Excerpted data –

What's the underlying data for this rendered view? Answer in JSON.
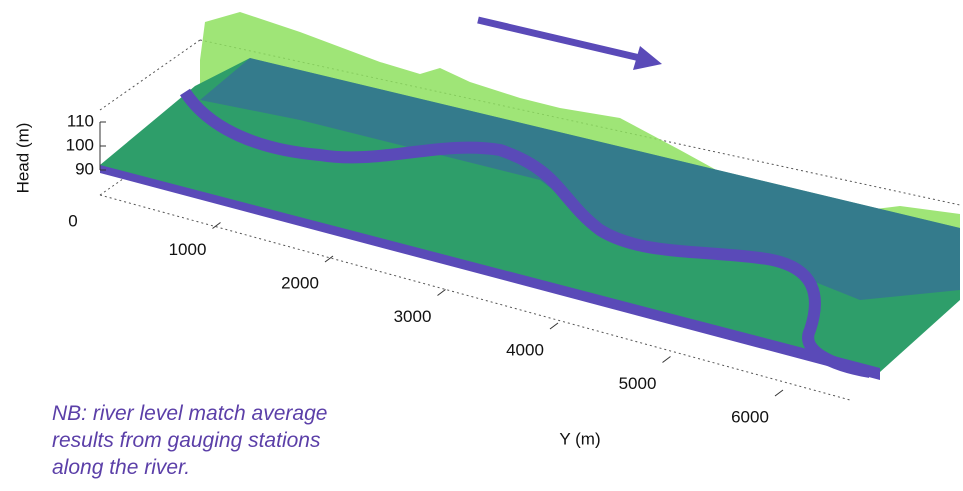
{
  "z_axis": {
    "label": "Head (m)",
    "ticks": [
      90,
      100,
      110
    ]
  },
  "origin_label": "0",
  "y_axis": {
    "label": "Y (m)",
    "ticks": [
      1000,
      2000,
      3000,
      4000,
      5000,
      6000
    ]
  },
  "note": [
    "NB: river level match average",
    "results from gauging stations",
    "along the river."
  ]
}
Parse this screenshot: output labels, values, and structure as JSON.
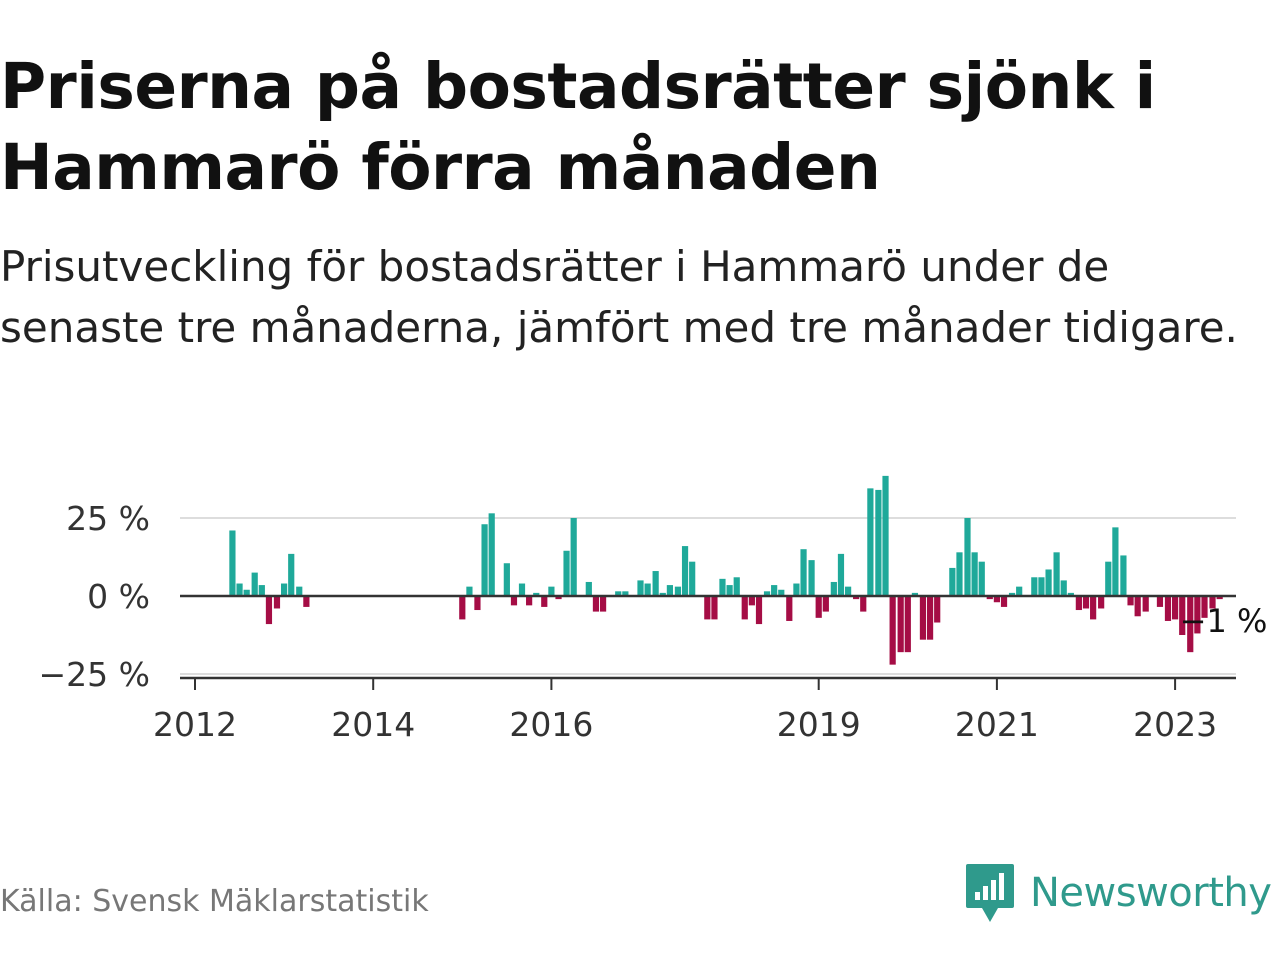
{
  "title": "Priserna på bostadsrätter sjönk i Hammarö förra månaden",
  "subtitle": "Prisutveckling för bostadsrätter i Hammarö under de senaste tre månaderna, jämfört med tre månader tidigare.",
  "source": "Källa: Svensk Mäklarstatistik",
  "brand": {
    "name": "Newsworthy",
    "icon": "newsworthy-logo-icon"
  },
  "colors": {
    "positive": "#1fa99a",
    "negative": "#a50d45",
    "zero_line": "#333333",
    "grid": "#dddddd"
  },
  "chart_data": {
    "type": "bar",
    "title": "",
    "xlabel": "",
    "ylabel": "",
    "ylim": [
      -25,
      38
    ],
    "y_ticks": [
      25,
      0,
      -25
    ],
    "y_tick_labels": [
      "25 %",
      "0 %",
      "−25 %"
    ],
    "x_ticks": [
      2012,
      2014,
      2016,
      2019,
      2021,
      2023
    ],
    "x_tick_labels": [
      "2012",
      "2014",
      "2016",
      "2019",
      "2021",
      "2023"
    ],
    "end_label": "−1 %",
    "grid": true,
    "series": [
      {
        "values": [
          [
            2012.42,
            21
          ],
          [
            2012.5,
            4
          ],
          [
            2012.58,
            2
          ],
          [
            2012.67,
            7.5
          ],
          [
            2012.75,
            3.5
          ],
          [
            2012.83,
            -9
          ],
          [
            2012.92,
            -4
          ],
          [
            2013.0,
            4
          ],
          [
            2013.08,
            13.5
          ],
          [
            2013.17,
            3
          ],
          [
            2013.25,
            -3.5
          ],
          [
            2015.0,
            -7.5
          ],
          [
            2015.08,
            3
          ],
          [
            2015.17,
            -4.5
          ],
          [
            2015.25,
            23
          ],
          [
            2015.33,
            26.5
          ],
          [
            2015.42,
            0
          ],
          [
            2015.5,
            10.5
          ],
          [
            2015.58,
            -3
          ],
          [
            2015.67,
            4
          ],
          [
            2015.75,
            -3
          ],
          [
            2015.83,
            1
          ],
          [
            2015.92,
            -3.5
          ],
          [
            2016.0,
            3
          ],
          [
            2016.08,
            -1
          ],
          [
            2016.17,
            14.5
          ],
          [
            2016.25,
            25
          ],
          [
            2016.33,
            0
          ],
          [
            2016.42,
            4.5
          ],
          [
            2016.5,
            -5
          ],
          [
            2016.58,
            -5
          ],
          [
            2016.75,
            1.5
          ],
          [
            2016.83,
            1.5
          ],
          [
            2017.0,
            5
          ],
          [
            2017.08,
            4
          ],
          [
            2017.17,
            8
          ],
          [
            2017.25,
            1
          ],
          [
            2017.33,
            3.5
          ],
          [
            2017.42,
            3
          ],
          [
            2017.5,
            16
          ],
          [
            2017.58,
            11
          ],
          [
            2017.75,
            -7.5
          ],
          [
            2017.83,
            -7.5
          ],
          [
            2017.92,
            5.5
          ],
          [
            2018.0,
            3.5
          ],
          [
            2018.08,
            6
          ],
          [
            2018.17,
            -7.5
          ],
          [
            2018.25,
            -3
          ],
          [
            2018.33,
            -9
          ],
          [
            2018.42,
            1.5
          ],
          [
            2018.5,
            3.5
          ],
          [
            2018.58,
            2
          ],
          [
            2018.67,
            -8
          ],
          [
            2018.75,
            4
          ],
          [
            2018.83,
            15
          ],
          [
            2018.92,
            11.5
          ],
          [
            2019.0,
            -7
          ],
          [
            2019.08,
            -5
          ],
          [
            2019.17,
            4.5
          ],
          [
            2019.25,
            13.5
          ],
          [
            2019.33,
            3
          ],
          [
            2019.42,
            -1
          ],
          [
            2019.5,
            -5
          ],
          [
            2019.58,
            34.5
          ],
          [
            2019.67,
            34
          ],
          [
            2019.75,
            38.5
          ],
          [
            2019.83,
            -22
          ],
          [
            2019.92,
            -18
          ],
          [
            2020.0,
            -18
          ],
          [
            2020.08,
            1
          ],
          [
            2020.17,
            -14
          ],
          [
            2020.25,
            -14
          ],
          [
            2020.33,
            -8.5
          ],
          [
            2020.5,
            9
          ],
          [
            2020.58,
            14
          ],
          [
            2020.67,
            25
          ],
          [
            2020.75,
            14
          ],
          [
            2020.83,
            11
          ],
          [
            2020.92,
            -1
          ],
          [
            2021.0,
            -2
          ],
          [
            2021.08,
            -3.5
          ],
          [
            2021.17,
            1
          ],
          [
            2021.25,
            3
          ],
          [
            2021.42,
            6
          ],
          [
            2021.5,
            6
          ],
          [
            2021.58,
            8.5
          ],
          [
            2021.67,
            14
          ],
          [
            2021.75,
            5
          ],
          [
            2021.83,
            1
          ],
          [
            2021.92,
            -4.5
          ],
          [
            2022.0,
            -4
          ],
          [
            2022.08,
            -7.5
          ],
          [
            2022.17,
            -4
          ],
          [
            2022.25,
            11
          ],
          [
            2022.33,
            22
          ],
          [
            2022.42,
            13
          ],
          [
            2022.5,
            -3
          ],
          [
            2022.58,
            -6.5
          ],
          [
            2022.67,
            -5
          ],
          [
            2022.83,
            -3.5
          ],
          [
            2022.92,
            -8
          ],
          [
            2023.0,
            -7.5
          ],
          [
            2023.08,
            -12.5
          ],
          [
            2023.17,
            -18
          ],
          [
            2023.25,
            -12
          ],
          [
            2023.33,
            -7
          ],
          [
            2023.42,
            -4
          ],
          [
            2023.5,
            -1
          ]
        ]
      }
    ]
  }
}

Written task –
Every entry must be reproduced exactly, with the images left out.

Complete response –
What's the underlying data for this rendered view? Answer in JSON.
{
  "z_axis": {
    "label": "Head (m)",
    "ticks": [
      90,
      100,
      110
    ]
  },
  "origin_label": "0",
  "y_axis": {
    "label": "Y (m)",
    "ticks": [
      1000,
      2000,
      3000,
      4000,
      5000,
      6000
    ]
  },
  "note": [
    "NB: river level match average",
    "results from gauging stations",
    "along the river."
  ]
}
Parse this screenshot: output labels, values, and structure as JSON.
{
  "title": "Priserna på bostadsrätter sjönk i Hammarö förra månaden",
  "subtitle": "Prisutveckling för bostadsrätter i Hammarö under de senaste tre månaderna, jämfört med tre månader tidigare.",
  "source": "Källa: Svensk Mäklarstatistik",
  "brand": {
    "name": "Newsworthy",
    "icon": "newsworthy-logo-icon"
  },
  "colors": {
    "positive": "#1fa99a",
    "negative": "#a50d45",
    "zero_line": "#333333",
    "grid": "#dddddd"
  },
  "chart_data": {
    "type": "bar",
    "title": "",
    "xlabel": "",
    "ylabel": "",
    "ylim": [
      -25,
      38
    ],
    "y_ticks": [
      25,
      0,
      -25
    ],
    "y_tick_labels": [
      "25 %",
      "0 %",
      "−25 %"
    ],
    "x_ticks": [
      2012,
      2014,
      2016,
      2019,
      2021,
      2023
    ],
    "x_tick_labels": [
      "2012",
      "2014",
      "2016",
      "2019",
      "2021",
      "2023"
    ],
    "end_label": "−1 %",
    "grid": true,
    "series": [
      {
        "values": [
          [
            2012.42,
            21
          ],
          [
            2012.5,
            4
          ],
          [
            2012.58,
            2
          ],
          [
            2012.67,
            7.5
          ],
          [
            2012.75,
            3.5
          ],
          [
            2012.83,
            -9
          ],
          [
            2012.92,
            -4
          ],
          [
            2013.0,
            4
          ],
          [
            2013.08,
            13.5
          ],
          [
            2013.17,
            3
          ],
          [
            2013.25,
            -3.5
          ],
          [
            2015.0,
            -7.5
          ],
          [
            2015.08,
            3
          ],
          [
            2015.17,
            -4.5
          ],
          [
            2015.25,
            23
          ],
          [
            2015.33,
            26.5
          ],
          [
            2015.42,
            0
          ],
          [
            2015.5,
            10.5
          ],
          [
            2015.58,
            -3
          ],
          [
            2015.67,
            4
          ],
          [
            2015.75,
            -3
          ],
          [
            2015.83,
            1
          ],
          [
            2015.92,
            -3.5
          ],
          [
            2016.0,
            3
          ],
          [
            2016.08,
            -1
          ],
          [
            2016.17,
            14.5
          ],
          [
            2016.25,
            25
          ],
          [
            2016.33,
            0
          ],
          [
            2016.42,
            4.5
          ],
          [
            2016.5,
            -5
          ],
          [
            2016.58,
            -5
          ],
          [
            2016.75,
            1.5
          ],
          [
            2016.83,
            1.5
          ],
          [
            2017.0,
            5
          ],
          [
            2017.08,
            4
          ],
          [
            2017.17,
            8
          ],
          [
            2017.25,
            1
          ],
          [
            2017.33,
            3.5
          ],
          [
            2017.42,
            3
          ],
          [
            2017.5,
            16
          ],
          [
            2017.58,
            11
          ],
          [
            2017.75,
            -7.5
          ],
          [
            2017.83,
            -7.5
          ],
          [
            2017.92,
            5.5
          ],
          [
            2018.0,
            3.5
          ],
          [
            2018.08,
            6
          ],
          [
            2018.17,
            -7.5
          ],
          [
            2018.25,
            -3
          ],
          [
            2018.33,
            -9
          ],
          [
            2018.42,
            1.5
          ],
          [
            2018.5,
            3.5
          ],
          [
            2018.58,
            2
          ],
          [
            2018.67,
            -8
          ],
          [
            2018.75,
            4
          ],
          [
            2018.83,
            15
          ],
          [
            2018.92,
            11.5
          ],
          [
            2019.0,
            -7
          ],
          [
            2019.08,
            -5
          ],
          [
            2019.17,
            4.5
          ],
          [
            2019.25,
            13.5
          ],
          [
            2019.33,
            3
          ],
          [
            2019.42,
            -1
          ],
          [
            2019.5,
            -5
          ],
          [
            2019.58,
            34.5
          ],
          [
            2019.67,
            34
          ],
          [
            2019.75,
            38.5
          ],
          [
            2019.83,
            -22
          ],
          [
            2019.92,
            -18
          ],
          [
            2020.0,
            -18
          ],
          [
            2020.08,
            1
          ],
          [
            2020.17,
            -14
          ],
          [
            2020.25,
            -14
          ],
          [
            2020.33,
            -8.5
          ],
          [
            2020.5,
            9
          ],
          [
            2020.58,
            14
          ],
          [
            2020.67,
            25
          ],
          [
            2020.75,
            14
          ],
          [
            2020.83,
            11
          ],
          [
            2020.92,
            -1
          ],
          [
            2021.0,
            -2
          ],
          [
            2021.08,
            -3.5
          ],
          [
            2021.17,
            1
          ],
          [
            2021.25,
            3
          ],
          [
            2021.42,
            6
          ],
          [
            2021.5,
            6
          ],
          [
            2021.58,
            8.5
          ],
          [
            2021.67,
            14
          ],
          [
            2021.75,
            5
          ],
          [
            2021.83,
            1
          ],
          [
            2021.92,
            -4.5
          ],
          [
            2022.0,
            -4
          ],
          [
            2022.08,
            -7.5
          ],
          [
            2022.17,
            -4
          ],
          [
            2022.25,
            11
          ],
          [
            2022.33,
            22
          ],
          [
            2022.42,
            13
          ],
          [
            2022.5,
            -3
          ],
          [
            2022.58,
            -6.5
          ],
          [
            2022.67,
            -5
          ],
          [
            2022.83,
            -3.5
          ],
          [
            2022.92,
            -8
          ],
          [
            2023.0,
            -7.5
          ],
          [
            2023.08,
            -12.5
          ],
          [
            2023.17,
            -18
          ],
          [
            2023.25,
            -12
          ],
          [
            2023.33,
            -7
          ],
          [
            2023.42,
            -4
          ],
          [
            2023.5,
            -1
          ]
        ]
      }
    ]
  }
}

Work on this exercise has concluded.